■ What you have to do ■
Tally the lines in the data that follows that include the word "group", and report nothing but the total.

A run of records
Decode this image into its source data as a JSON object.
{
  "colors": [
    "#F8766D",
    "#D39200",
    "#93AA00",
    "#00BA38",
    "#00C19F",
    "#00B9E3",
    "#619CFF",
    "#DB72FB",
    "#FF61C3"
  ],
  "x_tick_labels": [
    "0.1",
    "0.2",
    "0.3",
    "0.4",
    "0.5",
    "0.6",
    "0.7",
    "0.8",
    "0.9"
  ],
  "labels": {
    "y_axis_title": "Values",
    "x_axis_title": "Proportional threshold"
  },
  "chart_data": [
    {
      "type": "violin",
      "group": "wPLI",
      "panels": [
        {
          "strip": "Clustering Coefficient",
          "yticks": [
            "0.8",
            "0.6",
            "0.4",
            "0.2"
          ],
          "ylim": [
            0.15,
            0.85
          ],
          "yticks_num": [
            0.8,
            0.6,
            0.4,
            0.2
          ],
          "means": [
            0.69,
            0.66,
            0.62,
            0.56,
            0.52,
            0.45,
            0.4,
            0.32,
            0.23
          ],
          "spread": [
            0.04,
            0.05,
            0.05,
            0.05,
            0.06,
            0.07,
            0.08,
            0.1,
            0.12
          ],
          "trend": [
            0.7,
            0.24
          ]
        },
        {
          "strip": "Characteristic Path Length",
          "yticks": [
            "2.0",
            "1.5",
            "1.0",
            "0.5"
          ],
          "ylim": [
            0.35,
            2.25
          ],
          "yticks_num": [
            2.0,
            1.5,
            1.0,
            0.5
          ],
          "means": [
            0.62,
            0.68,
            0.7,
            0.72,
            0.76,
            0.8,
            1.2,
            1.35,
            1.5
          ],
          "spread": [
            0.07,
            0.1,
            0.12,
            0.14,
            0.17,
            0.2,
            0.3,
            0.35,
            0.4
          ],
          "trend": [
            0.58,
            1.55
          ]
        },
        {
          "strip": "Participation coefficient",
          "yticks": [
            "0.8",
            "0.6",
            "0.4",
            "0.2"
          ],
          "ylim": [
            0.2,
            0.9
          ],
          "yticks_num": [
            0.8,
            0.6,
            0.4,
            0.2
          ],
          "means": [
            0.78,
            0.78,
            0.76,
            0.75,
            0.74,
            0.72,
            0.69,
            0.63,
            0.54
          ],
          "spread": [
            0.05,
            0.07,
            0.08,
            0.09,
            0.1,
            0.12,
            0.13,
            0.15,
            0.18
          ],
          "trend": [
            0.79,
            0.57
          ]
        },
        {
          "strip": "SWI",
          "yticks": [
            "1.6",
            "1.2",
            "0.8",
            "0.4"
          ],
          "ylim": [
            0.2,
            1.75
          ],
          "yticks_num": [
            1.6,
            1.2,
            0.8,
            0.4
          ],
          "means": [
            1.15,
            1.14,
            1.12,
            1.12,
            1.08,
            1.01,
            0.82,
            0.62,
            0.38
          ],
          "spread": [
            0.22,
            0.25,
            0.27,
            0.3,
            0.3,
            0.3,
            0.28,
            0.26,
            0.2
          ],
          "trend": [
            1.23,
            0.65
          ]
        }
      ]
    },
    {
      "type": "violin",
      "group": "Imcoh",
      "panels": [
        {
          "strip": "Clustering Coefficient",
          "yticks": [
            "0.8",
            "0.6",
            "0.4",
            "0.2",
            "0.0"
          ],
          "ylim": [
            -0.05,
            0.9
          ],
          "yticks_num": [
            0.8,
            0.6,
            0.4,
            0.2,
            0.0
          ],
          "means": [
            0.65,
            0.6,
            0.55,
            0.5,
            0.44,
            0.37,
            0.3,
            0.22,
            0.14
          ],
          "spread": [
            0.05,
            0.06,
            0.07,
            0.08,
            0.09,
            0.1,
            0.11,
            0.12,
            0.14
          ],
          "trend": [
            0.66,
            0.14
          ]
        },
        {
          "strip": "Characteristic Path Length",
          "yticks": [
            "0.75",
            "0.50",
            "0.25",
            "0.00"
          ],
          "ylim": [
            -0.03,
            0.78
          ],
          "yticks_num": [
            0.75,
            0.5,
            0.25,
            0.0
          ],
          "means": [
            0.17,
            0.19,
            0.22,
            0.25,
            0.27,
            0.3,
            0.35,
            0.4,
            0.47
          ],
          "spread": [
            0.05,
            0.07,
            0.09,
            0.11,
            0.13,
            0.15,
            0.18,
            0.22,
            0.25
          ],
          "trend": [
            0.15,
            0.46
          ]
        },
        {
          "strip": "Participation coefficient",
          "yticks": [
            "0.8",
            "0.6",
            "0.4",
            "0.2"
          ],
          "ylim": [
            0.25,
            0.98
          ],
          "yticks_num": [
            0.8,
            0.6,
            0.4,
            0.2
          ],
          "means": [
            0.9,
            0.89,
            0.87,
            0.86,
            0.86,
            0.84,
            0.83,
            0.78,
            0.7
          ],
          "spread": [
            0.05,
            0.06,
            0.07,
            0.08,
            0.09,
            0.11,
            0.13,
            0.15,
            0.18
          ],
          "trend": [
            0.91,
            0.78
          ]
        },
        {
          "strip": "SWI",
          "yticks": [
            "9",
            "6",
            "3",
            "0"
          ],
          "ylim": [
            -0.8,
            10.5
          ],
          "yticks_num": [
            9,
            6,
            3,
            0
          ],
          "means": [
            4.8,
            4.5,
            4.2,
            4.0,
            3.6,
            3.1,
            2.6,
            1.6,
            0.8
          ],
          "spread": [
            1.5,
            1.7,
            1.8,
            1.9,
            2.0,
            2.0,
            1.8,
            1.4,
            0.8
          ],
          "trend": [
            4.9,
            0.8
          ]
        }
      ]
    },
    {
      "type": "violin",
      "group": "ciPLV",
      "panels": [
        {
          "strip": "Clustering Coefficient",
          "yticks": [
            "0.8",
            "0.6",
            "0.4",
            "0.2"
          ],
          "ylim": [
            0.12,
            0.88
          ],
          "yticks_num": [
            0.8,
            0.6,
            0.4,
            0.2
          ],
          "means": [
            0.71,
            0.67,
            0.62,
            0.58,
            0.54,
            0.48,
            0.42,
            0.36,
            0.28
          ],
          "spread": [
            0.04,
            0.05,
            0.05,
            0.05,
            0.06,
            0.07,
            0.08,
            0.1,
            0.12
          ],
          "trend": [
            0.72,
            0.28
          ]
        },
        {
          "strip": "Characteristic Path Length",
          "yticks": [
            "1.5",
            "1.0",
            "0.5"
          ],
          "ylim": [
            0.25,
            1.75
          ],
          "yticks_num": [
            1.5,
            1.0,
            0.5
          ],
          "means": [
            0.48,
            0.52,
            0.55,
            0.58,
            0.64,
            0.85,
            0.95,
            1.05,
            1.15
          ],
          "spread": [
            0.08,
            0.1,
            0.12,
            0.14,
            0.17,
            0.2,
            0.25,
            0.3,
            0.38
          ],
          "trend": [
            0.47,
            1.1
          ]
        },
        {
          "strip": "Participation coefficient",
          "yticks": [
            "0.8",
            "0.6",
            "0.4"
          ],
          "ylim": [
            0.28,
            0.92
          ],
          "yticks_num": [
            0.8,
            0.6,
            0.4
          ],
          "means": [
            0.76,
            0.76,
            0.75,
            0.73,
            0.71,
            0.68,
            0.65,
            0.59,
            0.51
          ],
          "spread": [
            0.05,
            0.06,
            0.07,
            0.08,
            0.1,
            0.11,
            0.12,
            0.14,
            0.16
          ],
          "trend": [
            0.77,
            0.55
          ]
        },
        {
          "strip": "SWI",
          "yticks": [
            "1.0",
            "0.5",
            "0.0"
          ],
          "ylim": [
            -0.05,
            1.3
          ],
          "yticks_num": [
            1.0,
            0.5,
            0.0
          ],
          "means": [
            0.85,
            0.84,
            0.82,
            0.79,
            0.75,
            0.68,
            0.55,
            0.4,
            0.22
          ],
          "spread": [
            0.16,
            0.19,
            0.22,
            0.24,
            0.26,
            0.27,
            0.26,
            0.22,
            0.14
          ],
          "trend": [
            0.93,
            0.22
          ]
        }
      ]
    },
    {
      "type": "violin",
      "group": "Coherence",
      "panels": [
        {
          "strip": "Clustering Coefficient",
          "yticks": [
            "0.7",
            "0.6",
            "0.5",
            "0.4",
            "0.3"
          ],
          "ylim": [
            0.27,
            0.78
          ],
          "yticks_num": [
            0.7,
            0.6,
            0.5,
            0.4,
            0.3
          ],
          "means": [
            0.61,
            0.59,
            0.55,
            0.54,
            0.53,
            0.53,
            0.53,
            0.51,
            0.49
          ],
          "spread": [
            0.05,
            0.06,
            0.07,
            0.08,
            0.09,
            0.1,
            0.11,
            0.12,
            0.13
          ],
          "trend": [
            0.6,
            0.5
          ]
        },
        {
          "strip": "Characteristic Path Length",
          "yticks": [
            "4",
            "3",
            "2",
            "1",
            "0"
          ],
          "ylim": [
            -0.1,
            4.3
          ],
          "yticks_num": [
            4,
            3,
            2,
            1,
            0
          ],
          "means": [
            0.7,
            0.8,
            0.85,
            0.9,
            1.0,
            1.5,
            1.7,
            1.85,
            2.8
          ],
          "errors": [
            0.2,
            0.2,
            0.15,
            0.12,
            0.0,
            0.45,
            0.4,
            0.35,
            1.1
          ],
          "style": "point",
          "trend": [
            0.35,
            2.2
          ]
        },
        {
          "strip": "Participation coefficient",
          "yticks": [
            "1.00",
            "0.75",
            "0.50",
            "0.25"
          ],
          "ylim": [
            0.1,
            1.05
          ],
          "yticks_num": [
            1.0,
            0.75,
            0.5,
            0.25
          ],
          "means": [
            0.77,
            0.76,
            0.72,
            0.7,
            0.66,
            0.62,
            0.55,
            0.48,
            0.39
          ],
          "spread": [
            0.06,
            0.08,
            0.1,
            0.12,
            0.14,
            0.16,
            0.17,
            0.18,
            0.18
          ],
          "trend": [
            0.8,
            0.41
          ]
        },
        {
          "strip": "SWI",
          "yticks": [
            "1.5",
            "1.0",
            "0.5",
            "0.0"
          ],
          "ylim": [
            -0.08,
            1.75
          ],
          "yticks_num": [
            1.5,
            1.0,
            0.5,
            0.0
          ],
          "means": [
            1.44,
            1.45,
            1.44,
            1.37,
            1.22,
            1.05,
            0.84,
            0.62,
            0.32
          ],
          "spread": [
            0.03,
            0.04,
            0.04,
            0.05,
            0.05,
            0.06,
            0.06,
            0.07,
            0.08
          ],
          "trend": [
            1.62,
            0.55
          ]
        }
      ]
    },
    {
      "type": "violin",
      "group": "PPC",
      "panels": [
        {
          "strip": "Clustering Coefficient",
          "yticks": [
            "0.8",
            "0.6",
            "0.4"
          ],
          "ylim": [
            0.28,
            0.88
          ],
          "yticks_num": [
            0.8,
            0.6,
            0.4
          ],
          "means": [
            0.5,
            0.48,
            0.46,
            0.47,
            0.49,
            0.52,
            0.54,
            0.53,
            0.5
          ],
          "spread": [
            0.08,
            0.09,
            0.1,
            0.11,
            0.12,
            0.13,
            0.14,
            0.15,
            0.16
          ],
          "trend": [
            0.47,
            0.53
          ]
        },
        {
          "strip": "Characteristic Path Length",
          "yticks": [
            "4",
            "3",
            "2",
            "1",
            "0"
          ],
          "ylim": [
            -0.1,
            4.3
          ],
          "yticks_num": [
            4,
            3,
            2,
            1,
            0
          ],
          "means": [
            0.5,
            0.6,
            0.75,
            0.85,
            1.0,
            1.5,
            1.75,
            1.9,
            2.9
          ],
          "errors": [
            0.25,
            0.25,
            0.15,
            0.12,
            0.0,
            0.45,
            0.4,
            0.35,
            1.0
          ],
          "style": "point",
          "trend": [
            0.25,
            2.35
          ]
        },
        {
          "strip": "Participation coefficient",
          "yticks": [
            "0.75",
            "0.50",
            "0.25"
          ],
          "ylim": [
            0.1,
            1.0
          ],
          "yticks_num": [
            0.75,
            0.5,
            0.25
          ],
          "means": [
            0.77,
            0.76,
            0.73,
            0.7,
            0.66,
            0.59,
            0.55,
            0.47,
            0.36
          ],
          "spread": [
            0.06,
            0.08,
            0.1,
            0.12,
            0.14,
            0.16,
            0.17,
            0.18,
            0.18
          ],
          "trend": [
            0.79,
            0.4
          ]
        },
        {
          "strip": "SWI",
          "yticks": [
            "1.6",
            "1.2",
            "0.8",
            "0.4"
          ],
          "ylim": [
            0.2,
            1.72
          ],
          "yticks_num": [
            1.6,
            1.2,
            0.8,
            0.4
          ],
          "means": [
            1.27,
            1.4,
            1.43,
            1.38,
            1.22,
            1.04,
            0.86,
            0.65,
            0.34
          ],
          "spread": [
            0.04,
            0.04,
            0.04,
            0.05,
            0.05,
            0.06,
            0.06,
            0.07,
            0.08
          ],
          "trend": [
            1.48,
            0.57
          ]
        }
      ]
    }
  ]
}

■ Task answer ■
5